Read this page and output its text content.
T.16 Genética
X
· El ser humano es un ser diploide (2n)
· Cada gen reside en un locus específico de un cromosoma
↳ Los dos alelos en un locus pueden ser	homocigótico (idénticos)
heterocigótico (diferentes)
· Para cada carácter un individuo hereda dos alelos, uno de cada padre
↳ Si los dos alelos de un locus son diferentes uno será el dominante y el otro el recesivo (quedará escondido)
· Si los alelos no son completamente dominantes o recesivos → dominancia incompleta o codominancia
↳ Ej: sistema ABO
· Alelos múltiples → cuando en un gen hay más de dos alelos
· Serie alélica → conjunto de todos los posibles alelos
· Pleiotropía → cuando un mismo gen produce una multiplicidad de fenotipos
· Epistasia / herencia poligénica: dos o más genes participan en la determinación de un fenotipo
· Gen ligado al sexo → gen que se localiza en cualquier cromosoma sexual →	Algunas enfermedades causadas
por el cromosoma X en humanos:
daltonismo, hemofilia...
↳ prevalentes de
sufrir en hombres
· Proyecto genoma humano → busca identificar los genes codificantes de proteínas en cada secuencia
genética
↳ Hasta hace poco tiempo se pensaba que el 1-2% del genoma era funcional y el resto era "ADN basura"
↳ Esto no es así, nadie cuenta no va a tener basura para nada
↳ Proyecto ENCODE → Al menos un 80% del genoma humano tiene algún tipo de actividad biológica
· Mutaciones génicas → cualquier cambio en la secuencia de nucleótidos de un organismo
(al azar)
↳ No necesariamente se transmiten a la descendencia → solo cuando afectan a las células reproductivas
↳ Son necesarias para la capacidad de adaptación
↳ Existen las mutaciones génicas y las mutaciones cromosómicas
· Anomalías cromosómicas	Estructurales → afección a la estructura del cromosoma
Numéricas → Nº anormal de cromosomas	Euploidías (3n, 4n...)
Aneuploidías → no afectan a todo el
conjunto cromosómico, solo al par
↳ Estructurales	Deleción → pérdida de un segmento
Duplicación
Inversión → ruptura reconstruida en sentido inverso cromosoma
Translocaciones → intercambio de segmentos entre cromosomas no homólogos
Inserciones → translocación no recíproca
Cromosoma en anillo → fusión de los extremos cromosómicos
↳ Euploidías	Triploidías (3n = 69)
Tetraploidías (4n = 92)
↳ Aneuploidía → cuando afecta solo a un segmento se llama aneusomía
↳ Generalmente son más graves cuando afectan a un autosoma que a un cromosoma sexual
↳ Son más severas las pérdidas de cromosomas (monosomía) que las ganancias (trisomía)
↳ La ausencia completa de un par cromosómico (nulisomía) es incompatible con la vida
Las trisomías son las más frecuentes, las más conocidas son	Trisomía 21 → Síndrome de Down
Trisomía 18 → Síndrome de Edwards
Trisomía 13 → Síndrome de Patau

========================

Where a line of the records holds the word "genoma", copy that line.

· Proyecto genoma humano → busca identificar los genes codificantes de proteínas en cada secuencia
↳ Hasta hace poco tiempo se pensaba que el 1-2% del genoma era funcional y el resto era "ADN basura"
↳ Proyecto ENCODE → Al menos un 80% del genoma humano tiene algún tipo de actividad biológica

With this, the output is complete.